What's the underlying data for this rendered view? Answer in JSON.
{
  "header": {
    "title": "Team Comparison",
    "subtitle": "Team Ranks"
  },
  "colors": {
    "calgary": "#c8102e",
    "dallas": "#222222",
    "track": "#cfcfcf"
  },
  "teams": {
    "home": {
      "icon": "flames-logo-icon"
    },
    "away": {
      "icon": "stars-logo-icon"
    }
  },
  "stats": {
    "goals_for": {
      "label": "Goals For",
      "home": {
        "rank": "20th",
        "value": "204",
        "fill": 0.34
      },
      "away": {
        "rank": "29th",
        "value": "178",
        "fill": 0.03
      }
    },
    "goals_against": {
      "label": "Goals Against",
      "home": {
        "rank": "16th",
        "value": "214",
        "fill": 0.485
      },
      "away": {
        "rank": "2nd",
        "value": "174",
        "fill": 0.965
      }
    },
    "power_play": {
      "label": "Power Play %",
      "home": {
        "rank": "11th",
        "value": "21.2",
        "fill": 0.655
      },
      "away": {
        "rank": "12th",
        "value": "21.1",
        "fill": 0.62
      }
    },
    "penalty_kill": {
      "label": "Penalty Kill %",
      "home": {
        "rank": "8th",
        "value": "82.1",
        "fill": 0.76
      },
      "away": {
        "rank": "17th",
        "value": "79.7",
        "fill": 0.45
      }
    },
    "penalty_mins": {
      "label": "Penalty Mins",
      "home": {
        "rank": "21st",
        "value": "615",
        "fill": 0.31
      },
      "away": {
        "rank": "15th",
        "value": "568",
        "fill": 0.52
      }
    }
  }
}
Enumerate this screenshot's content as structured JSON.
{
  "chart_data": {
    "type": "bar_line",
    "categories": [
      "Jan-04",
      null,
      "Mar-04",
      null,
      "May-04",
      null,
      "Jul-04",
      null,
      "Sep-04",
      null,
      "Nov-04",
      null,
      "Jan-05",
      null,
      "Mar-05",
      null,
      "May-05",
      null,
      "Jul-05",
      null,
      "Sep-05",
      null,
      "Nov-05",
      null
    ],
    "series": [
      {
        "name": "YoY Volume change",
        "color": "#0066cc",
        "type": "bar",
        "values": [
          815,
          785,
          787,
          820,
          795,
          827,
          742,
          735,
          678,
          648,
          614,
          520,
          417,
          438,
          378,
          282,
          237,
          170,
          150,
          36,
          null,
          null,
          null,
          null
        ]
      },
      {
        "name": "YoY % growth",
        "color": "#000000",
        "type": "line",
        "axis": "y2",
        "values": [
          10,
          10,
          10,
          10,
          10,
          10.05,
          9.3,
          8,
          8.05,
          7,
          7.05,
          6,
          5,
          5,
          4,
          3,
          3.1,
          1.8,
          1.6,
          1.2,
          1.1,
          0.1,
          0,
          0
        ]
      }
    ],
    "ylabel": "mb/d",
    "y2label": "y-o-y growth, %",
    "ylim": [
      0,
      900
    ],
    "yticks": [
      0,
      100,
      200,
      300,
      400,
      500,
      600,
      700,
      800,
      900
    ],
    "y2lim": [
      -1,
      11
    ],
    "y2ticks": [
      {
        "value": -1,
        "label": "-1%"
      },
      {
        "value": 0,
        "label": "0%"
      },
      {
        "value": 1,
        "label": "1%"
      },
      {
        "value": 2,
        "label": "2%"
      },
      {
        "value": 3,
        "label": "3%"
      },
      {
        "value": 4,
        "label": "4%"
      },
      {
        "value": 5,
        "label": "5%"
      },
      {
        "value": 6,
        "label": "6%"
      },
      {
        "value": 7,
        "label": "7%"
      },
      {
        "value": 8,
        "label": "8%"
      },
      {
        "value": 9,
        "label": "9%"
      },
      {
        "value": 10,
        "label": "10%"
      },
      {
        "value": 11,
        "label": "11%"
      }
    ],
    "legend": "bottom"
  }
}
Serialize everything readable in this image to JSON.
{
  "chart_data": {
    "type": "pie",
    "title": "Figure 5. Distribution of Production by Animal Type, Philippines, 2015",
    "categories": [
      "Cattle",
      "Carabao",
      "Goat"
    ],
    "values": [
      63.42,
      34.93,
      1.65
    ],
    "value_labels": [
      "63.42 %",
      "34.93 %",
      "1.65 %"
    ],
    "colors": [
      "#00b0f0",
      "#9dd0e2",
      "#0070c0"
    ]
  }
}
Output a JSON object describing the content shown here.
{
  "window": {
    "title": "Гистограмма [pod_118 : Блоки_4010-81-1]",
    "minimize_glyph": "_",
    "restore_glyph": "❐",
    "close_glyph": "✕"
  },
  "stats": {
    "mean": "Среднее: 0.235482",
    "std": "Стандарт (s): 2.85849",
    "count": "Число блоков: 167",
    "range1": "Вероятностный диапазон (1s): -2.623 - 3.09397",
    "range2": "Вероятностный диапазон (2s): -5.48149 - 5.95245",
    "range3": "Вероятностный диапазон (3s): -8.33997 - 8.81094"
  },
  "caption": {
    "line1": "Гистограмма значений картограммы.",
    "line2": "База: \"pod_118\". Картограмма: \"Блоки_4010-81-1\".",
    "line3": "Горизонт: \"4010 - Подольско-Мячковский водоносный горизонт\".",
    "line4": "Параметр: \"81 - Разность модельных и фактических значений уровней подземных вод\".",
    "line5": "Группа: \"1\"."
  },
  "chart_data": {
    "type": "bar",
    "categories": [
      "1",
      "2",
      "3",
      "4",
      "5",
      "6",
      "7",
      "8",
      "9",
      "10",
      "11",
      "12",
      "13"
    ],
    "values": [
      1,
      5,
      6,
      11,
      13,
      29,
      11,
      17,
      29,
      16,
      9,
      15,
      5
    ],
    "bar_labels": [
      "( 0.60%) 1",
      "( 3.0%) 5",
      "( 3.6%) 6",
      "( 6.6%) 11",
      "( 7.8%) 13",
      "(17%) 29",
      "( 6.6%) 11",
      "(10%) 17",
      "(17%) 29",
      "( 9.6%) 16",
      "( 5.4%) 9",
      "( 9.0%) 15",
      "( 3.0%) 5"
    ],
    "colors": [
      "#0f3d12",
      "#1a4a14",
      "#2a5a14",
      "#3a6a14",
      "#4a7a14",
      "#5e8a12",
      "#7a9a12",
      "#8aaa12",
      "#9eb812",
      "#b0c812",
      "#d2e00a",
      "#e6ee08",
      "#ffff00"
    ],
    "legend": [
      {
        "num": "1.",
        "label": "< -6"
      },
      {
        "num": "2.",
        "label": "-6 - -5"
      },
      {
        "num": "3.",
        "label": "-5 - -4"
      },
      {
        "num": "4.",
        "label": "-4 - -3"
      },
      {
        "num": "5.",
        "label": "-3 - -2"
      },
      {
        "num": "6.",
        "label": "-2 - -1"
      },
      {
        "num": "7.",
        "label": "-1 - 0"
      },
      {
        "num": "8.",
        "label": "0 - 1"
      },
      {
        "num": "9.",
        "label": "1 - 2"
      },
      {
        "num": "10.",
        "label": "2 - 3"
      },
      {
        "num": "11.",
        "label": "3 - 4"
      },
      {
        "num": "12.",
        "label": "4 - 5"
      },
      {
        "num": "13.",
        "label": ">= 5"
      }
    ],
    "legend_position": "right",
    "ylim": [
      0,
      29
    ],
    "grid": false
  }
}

## Problem
Check each line of the data above for the word "fill" and say how many lines contain it, giving nothing besides the number.

## Answer for this exercise
10